Directions for this task =>
Every line below that mentions the word "gongboshi" should be copied out.

=======

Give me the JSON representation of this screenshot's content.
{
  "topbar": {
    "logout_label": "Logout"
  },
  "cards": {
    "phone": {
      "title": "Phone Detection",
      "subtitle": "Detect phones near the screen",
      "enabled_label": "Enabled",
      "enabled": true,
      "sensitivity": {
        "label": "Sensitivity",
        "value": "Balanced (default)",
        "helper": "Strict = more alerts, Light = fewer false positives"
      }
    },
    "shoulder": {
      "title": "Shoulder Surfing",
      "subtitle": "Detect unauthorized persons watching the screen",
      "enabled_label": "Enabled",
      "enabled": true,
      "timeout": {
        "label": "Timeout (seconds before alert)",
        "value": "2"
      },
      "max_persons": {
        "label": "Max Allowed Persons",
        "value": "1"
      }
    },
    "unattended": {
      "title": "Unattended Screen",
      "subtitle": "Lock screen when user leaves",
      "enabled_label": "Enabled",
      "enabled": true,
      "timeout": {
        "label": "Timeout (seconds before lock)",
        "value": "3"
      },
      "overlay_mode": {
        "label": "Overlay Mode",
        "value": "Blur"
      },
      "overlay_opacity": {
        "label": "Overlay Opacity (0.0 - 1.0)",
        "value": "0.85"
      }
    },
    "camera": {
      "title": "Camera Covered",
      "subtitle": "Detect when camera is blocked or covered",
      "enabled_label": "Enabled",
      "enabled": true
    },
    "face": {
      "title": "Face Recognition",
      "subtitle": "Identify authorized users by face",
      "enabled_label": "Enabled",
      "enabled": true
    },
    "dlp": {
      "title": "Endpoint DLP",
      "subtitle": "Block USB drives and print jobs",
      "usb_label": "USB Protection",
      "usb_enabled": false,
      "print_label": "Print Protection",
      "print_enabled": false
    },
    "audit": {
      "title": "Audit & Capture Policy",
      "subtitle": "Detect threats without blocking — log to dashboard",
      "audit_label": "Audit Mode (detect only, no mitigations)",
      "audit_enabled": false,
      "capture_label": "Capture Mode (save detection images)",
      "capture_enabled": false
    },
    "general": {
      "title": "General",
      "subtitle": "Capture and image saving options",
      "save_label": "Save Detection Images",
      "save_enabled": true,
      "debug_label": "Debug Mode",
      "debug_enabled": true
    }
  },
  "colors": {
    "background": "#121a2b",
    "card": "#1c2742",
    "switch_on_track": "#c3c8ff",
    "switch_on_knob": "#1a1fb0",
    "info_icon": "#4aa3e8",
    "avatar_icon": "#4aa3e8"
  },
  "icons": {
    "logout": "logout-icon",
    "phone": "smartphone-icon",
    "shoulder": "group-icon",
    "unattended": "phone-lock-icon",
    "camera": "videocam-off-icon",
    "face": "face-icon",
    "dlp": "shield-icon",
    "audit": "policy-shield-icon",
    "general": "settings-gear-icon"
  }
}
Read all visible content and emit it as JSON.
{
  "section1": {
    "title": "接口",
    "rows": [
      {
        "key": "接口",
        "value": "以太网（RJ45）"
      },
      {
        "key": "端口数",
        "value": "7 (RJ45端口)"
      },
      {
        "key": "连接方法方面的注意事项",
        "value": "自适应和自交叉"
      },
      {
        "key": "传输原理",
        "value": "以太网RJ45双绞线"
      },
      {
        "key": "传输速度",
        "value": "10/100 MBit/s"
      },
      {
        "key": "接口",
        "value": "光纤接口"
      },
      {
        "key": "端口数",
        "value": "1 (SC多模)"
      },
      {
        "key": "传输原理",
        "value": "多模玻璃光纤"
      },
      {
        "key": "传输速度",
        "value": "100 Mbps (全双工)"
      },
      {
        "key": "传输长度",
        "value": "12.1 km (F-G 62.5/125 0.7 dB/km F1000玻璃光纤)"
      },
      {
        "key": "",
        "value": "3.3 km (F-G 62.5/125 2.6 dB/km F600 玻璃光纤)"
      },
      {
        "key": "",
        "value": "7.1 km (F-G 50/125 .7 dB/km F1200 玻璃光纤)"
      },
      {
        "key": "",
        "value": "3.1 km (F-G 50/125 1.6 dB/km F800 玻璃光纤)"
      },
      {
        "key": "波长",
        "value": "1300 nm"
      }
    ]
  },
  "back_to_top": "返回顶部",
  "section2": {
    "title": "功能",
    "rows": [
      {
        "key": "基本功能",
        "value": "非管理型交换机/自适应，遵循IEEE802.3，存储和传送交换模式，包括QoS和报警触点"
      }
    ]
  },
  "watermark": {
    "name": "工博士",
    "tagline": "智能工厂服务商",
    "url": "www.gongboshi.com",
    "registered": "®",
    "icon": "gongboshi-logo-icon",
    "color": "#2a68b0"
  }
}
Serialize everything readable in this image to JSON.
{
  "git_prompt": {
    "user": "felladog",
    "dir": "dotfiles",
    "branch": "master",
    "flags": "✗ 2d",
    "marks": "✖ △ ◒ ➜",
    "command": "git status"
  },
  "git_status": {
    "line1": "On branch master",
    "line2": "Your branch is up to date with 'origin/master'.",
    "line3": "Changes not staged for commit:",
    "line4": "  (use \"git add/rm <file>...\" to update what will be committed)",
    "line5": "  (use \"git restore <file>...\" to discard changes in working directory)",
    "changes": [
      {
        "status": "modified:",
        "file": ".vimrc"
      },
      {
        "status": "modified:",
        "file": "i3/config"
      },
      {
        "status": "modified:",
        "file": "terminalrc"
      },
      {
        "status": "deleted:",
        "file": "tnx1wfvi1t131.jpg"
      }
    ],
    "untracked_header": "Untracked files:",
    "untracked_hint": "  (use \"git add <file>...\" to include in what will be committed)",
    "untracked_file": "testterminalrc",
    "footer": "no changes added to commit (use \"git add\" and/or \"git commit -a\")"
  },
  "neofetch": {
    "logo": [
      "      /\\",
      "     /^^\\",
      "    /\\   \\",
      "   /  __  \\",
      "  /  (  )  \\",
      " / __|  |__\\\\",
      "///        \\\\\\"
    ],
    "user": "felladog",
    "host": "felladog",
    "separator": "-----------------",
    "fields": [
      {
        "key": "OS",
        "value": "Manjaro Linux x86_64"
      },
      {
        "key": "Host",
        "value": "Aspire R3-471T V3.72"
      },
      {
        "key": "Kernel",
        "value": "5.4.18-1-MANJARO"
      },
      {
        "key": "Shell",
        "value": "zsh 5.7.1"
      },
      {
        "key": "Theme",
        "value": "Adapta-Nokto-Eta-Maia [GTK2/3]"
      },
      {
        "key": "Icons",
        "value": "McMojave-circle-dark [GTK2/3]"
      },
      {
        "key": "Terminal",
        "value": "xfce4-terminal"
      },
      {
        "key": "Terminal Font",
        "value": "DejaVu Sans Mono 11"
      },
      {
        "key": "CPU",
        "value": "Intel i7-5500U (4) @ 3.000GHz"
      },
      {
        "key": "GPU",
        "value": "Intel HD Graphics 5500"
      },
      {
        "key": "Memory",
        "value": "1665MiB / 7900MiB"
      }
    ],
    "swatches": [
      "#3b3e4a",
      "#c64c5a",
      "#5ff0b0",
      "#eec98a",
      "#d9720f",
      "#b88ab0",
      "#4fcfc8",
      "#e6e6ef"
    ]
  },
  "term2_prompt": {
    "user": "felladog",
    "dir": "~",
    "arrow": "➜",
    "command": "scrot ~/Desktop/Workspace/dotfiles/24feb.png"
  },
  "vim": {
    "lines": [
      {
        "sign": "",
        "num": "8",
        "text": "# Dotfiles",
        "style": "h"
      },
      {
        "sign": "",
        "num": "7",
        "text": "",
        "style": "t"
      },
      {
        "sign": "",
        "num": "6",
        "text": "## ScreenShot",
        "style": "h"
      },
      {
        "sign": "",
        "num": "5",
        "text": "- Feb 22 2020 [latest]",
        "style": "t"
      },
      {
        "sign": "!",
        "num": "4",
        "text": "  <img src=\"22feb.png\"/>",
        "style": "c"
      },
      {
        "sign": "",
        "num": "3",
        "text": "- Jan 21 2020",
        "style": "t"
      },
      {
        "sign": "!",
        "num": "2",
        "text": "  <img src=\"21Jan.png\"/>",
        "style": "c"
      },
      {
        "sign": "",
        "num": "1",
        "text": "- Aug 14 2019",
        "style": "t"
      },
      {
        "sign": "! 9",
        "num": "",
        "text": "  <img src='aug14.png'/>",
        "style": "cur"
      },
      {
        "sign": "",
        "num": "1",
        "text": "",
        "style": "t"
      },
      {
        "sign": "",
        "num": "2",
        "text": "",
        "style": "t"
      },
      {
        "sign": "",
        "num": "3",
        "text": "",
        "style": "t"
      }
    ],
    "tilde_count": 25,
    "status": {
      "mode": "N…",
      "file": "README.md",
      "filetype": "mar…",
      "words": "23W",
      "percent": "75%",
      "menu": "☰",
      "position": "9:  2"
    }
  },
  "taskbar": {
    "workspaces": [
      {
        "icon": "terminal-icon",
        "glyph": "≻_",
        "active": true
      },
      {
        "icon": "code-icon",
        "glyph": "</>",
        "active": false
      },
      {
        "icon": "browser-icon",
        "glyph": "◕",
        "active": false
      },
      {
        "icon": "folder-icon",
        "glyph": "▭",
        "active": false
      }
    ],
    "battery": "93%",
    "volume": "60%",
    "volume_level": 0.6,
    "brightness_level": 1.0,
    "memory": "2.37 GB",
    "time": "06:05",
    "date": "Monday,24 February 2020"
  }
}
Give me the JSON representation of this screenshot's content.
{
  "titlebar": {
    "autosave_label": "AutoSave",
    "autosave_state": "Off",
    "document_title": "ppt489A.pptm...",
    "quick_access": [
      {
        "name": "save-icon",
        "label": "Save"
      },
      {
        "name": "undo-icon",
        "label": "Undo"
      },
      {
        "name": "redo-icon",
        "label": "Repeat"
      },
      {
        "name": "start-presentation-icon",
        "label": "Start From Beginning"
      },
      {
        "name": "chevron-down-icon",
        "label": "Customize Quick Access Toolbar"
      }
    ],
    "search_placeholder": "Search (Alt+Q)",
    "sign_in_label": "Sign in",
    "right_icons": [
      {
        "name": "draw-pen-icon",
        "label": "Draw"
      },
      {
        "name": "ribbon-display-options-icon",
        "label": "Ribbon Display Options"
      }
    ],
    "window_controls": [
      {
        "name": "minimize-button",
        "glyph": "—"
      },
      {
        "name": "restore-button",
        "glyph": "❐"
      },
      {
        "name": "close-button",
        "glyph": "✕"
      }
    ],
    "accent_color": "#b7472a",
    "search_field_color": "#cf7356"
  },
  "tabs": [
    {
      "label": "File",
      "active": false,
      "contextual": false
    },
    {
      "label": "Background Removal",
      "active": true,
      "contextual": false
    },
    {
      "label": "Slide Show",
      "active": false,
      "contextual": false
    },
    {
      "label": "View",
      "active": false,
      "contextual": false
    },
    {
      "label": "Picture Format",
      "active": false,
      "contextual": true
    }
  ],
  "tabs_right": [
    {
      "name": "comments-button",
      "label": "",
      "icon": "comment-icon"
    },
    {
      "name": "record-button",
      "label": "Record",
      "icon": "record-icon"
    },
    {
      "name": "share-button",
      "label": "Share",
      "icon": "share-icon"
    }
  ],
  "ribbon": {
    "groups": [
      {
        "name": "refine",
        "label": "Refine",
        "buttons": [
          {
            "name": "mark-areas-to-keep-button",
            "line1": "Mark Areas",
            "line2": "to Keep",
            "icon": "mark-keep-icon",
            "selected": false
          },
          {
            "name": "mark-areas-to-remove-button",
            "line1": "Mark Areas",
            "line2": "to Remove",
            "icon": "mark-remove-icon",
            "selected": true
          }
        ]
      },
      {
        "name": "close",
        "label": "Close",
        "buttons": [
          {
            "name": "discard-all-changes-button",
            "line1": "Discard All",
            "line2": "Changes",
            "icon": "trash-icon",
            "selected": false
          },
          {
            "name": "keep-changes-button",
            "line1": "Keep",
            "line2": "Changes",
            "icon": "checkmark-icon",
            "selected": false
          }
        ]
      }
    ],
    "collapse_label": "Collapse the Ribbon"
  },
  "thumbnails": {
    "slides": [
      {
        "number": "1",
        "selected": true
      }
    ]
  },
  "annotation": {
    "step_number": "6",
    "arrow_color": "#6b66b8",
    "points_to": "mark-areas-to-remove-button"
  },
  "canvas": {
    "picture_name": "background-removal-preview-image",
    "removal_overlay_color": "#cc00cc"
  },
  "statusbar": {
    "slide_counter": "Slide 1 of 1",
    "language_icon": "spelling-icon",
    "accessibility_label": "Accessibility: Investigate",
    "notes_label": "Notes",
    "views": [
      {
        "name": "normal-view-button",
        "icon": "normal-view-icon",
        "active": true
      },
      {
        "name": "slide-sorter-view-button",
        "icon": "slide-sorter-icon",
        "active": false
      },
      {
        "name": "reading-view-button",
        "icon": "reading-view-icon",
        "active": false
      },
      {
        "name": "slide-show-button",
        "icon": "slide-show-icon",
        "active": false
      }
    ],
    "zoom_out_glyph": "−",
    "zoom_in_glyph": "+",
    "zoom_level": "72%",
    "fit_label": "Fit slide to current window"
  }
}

=======

The result =>
    "url": "www.gongboshi.com",
    "icon": "gongboshi-logo-icon",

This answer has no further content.